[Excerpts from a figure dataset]
**********
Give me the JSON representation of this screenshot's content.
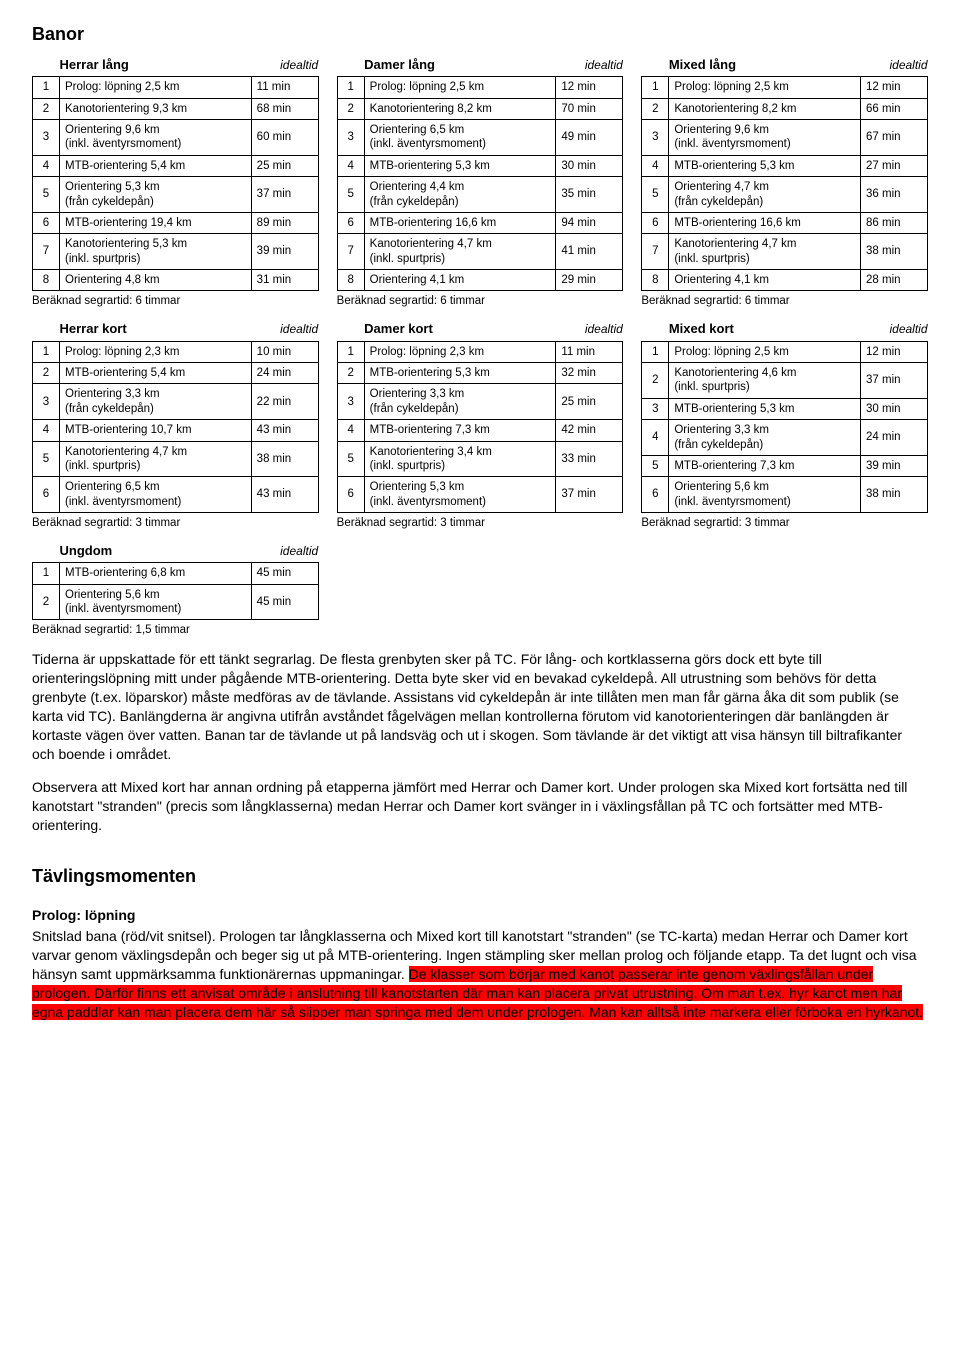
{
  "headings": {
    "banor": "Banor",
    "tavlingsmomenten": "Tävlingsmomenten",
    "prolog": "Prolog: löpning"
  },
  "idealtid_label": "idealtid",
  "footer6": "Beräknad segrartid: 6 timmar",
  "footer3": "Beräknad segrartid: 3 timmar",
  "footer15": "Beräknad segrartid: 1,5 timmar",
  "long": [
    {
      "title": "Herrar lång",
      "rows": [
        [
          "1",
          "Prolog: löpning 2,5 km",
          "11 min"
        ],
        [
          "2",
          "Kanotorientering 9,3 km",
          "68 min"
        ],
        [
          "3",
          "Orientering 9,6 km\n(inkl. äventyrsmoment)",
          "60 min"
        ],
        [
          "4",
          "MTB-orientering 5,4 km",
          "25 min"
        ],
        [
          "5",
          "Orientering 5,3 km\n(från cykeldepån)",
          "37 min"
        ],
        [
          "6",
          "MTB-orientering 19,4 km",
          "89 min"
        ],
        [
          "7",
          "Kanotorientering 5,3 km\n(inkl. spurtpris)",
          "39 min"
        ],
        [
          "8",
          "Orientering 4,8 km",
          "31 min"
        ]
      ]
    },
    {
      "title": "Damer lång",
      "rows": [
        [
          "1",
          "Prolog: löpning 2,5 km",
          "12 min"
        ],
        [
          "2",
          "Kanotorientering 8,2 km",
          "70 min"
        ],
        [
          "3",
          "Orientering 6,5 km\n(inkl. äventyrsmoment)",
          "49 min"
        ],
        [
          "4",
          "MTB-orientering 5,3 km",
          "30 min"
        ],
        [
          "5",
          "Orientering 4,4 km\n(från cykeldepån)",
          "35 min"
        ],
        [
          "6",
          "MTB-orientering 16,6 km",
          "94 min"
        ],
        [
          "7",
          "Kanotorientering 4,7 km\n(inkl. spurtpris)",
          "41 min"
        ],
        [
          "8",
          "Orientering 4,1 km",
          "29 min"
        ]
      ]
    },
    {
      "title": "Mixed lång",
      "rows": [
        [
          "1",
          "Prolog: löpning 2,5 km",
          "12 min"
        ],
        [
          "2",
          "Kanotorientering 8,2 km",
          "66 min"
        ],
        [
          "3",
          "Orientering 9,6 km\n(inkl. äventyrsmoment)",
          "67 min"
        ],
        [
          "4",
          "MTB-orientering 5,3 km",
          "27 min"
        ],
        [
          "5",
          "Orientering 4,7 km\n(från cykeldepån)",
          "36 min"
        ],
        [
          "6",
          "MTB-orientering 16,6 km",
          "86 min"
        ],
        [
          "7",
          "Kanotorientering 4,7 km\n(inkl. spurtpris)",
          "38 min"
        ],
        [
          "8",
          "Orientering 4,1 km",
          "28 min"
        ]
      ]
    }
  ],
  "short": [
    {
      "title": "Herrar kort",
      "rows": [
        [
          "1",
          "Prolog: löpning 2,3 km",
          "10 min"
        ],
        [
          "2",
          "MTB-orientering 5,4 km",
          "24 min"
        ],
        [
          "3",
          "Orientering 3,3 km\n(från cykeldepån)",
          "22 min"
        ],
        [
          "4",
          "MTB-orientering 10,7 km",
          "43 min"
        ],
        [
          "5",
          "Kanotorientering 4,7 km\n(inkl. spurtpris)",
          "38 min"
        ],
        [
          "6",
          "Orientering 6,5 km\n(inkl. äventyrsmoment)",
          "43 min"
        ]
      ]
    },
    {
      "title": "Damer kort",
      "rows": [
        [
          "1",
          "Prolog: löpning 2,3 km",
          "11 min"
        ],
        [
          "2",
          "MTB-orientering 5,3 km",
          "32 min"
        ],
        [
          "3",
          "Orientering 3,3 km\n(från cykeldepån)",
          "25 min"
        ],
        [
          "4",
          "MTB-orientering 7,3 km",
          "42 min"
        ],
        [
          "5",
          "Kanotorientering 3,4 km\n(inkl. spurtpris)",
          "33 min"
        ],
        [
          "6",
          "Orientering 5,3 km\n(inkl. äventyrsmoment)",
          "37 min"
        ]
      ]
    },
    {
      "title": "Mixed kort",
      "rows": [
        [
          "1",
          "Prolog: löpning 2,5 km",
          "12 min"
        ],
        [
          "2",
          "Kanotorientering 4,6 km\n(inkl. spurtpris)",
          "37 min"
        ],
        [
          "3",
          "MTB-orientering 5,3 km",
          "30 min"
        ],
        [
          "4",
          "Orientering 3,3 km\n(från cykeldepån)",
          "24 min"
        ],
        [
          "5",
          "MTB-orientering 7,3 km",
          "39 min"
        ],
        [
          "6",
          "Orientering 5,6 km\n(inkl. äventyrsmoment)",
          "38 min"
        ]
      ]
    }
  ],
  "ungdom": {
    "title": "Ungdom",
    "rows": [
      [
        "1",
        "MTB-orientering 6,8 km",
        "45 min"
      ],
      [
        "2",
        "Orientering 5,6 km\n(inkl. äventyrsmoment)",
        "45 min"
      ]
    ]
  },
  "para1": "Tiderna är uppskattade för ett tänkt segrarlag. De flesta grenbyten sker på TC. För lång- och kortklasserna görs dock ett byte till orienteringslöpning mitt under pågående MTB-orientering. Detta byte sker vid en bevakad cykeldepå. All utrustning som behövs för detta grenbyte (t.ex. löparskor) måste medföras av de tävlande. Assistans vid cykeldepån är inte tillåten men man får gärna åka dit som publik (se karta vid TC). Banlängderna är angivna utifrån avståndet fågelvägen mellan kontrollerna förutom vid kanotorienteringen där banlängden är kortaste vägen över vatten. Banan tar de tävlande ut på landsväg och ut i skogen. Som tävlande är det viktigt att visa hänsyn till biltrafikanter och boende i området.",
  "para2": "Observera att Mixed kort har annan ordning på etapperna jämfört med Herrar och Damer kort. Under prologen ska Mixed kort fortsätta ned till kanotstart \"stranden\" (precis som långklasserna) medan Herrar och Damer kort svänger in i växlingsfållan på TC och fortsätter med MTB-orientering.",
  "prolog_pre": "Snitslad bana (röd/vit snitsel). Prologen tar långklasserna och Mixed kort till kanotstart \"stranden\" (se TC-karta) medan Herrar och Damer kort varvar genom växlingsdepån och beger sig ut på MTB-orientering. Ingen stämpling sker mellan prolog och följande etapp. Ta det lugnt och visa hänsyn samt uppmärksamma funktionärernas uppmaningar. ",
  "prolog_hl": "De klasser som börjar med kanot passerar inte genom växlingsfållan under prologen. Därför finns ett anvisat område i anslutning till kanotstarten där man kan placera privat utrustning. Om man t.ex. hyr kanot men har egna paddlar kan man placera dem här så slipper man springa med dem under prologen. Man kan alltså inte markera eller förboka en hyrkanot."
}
**********
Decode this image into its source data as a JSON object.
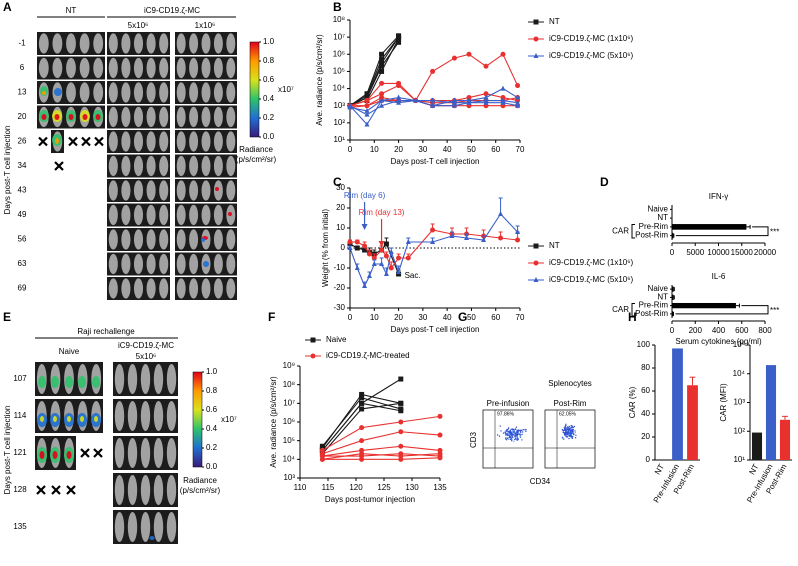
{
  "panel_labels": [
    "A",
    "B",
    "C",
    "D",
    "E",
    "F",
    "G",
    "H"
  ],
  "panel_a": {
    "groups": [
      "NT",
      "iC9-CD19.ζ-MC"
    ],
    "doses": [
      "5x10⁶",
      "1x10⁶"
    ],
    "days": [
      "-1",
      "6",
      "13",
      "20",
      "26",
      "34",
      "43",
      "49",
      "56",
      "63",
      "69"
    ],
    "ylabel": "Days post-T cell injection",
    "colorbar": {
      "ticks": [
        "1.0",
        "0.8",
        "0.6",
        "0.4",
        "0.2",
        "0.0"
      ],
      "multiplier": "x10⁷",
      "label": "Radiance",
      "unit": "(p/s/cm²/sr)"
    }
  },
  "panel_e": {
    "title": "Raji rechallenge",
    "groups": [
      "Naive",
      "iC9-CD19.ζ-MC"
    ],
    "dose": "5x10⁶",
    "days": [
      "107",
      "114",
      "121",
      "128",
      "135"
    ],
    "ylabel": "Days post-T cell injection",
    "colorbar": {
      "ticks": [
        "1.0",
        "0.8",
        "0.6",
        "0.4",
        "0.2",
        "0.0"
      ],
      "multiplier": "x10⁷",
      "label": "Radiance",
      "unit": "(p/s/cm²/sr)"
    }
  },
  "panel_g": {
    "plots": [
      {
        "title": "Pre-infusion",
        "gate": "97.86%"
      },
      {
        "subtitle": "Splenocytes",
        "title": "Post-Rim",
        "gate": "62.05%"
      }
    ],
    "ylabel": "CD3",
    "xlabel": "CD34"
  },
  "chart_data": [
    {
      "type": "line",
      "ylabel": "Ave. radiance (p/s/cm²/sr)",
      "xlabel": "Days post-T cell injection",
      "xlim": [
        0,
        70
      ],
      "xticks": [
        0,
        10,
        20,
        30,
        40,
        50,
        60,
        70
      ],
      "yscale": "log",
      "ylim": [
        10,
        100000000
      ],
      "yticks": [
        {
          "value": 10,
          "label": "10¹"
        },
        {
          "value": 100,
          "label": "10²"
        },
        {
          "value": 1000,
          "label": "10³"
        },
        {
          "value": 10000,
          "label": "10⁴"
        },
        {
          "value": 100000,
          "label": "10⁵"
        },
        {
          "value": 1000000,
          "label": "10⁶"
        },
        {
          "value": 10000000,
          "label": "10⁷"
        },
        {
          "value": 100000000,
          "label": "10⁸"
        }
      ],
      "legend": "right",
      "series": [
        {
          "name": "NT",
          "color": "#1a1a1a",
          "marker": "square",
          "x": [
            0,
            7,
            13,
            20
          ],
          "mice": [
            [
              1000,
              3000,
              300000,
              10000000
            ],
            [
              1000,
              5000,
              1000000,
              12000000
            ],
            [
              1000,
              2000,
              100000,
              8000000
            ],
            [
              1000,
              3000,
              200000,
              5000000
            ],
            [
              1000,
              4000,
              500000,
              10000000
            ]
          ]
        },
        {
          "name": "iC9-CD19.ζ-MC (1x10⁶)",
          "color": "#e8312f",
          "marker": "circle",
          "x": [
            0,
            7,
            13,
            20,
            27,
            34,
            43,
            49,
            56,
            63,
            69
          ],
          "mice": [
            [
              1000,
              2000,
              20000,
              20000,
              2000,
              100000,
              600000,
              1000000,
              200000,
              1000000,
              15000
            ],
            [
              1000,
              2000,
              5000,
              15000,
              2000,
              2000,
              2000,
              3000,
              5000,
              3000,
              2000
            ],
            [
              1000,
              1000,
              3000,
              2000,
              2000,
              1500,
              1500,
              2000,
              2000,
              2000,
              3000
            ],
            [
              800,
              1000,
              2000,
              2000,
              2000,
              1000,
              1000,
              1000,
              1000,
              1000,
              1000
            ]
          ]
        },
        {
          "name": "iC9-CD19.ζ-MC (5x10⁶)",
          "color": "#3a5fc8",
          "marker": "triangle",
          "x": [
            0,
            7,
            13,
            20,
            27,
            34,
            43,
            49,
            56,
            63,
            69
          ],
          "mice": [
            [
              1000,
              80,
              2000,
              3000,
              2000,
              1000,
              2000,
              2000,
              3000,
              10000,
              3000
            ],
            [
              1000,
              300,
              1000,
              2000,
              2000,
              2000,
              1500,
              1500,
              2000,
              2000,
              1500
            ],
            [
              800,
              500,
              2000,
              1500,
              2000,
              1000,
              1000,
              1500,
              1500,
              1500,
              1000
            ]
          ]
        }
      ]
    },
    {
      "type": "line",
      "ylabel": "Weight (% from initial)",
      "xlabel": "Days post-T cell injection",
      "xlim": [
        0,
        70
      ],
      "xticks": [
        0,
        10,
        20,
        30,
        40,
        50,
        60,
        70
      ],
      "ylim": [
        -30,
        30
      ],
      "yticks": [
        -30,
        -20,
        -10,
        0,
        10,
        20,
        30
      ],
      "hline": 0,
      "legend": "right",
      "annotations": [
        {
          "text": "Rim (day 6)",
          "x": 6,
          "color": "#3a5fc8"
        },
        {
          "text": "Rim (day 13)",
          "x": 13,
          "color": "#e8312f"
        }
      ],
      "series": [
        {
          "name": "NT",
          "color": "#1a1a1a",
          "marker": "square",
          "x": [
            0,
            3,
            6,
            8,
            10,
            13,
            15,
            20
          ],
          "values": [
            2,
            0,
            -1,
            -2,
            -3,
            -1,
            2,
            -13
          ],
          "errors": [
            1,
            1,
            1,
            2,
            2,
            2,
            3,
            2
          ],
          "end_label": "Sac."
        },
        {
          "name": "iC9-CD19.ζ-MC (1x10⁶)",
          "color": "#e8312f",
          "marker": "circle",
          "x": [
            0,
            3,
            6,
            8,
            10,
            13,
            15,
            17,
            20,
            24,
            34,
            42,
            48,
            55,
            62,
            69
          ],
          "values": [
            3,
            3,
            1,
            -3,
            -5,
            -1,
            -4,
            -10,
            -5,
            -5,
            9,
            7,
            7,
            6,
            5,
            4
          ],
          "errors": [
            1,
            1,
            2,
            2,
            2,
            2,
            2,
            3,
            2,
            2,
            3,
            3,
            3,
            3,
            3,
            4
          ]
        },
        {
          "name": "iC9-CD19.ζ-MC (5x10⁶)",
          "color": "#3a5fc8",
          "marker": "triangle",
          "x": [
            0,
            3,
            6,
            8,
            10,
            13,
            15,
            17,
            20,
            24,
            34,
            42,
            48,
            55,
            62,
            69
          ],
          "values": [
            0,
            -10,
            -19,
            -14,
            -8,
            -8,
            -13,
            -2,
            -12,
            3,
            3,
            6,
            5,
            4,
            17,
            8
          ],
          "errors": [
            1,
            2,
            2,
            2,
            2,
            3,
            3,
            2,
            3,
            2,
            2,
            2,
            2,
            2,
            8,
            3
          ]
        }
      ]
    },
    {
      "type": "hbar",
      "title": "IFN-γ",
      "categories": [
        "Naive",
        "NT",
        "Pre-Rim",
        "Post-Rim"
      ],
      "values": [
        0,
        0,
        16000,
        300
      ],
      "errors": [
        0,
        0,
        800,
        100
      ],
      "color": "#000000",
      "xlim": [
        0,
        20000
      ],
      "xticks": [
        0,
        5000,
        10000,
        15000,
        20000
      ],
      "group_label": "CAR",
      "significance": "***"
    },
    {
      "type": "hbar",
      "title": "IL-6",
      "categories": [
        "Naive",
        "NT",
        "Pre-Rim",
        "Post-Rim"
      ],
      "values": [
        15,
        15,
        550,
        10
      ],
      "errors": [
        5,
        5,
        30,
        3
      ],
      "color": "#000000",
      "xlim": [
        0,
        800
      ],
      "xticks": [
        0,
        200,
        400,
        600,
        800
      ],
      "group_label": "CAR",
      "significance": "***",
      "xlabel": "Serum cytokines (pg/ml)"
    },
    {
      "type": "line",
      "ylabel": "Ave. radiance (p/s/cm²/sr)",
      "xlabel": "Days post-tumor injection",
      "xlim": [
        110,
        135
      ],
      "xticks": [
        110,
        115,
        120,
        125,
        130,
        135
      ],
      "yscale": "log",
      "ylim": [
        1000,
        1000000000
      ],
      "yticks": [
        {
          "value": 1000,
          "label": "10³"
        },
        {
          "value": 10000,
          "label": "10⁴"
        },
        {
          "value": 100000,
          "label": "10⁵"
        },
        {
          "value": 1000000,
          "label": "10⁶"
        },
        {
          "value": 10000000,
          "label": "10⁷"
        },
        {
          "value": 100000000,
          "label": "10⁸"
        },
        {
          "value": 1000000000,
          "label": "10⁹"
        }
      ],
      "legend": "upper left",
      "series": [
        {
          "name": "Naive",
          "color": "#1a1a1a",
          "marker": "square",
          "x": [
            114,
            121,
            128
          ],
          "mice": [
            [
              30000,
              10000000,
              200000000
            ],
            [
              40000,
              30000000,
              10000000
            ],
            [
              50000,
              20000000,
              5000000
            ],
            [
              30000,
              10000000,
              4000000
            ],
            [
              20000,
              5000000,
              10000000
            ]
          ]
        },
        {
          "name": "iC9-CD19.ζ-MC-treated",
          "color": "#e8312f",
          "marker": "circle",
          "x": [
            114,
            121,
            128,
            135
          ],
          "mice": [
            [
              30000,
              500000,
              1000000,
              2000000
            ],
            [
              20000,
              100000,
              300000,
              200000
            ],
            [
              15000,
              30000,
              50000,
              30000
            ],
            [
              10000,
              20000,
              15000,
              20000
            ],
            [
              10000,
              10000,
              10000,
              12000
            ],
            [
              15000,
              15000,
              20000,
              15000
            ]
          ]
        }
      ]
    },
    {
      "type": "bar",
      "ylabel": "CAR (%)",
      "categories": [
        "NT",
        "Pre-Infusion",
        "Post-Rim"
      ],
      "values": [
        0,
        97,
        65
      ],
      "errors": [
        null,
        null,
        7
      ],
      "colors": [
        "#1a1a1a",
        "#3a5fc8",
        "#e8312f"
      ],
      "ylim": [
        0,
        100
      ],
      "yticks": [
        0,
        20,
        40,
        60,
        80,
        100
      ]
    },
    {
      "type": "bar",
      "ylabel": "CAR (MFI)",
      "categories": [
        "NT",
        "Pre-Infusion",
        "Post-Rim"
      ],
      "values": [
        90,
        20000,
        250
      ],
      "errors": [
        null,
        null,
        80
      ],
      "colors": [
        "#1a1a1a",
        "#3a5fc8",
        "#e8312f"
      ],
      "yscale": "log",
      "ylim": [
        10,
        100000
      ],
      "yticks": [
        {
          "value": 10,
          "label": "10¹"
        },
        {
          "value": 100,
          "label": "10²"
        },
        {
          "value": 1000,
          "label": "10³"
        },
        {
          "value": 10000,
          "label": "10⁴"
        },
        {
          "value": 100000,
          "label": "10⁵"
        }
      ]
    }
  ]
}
**********
* REQUIREMENT *
Which lines hold the string "Herrar"? Copy all of them from the data above.

* TASK SOLUTION *
      "title": "Herrar lång",
      "title": "Herrar kort",
  "para2": "Observera att Mixed kort har annan ordning på etapperna jämfört med Herrar och Damer kort. Under prologen ska Mixed kort fortsätta ned till kanotstart \"stranden\" (precis som långklasserna) medan Herrar och Damer kort svänger in i växlingsfållan på TC och fortsätter med MTB-orientering.",
  "prolog_pre": "Snitslad bana (röd/vit snitsel). Prologen tar långklasserna och Mixed kort till kanotstart \"stranden\" (se TC-karta) medan Herrar och Damer kort varvar genom växlingsdepån och beger sig ut på MTB-orientering. Ingen stämpling sker mellan prolog och följande etapp. Ta det lugnt och visa hänsyn samt uppmärksamma funktionärernas uppmaningar. ",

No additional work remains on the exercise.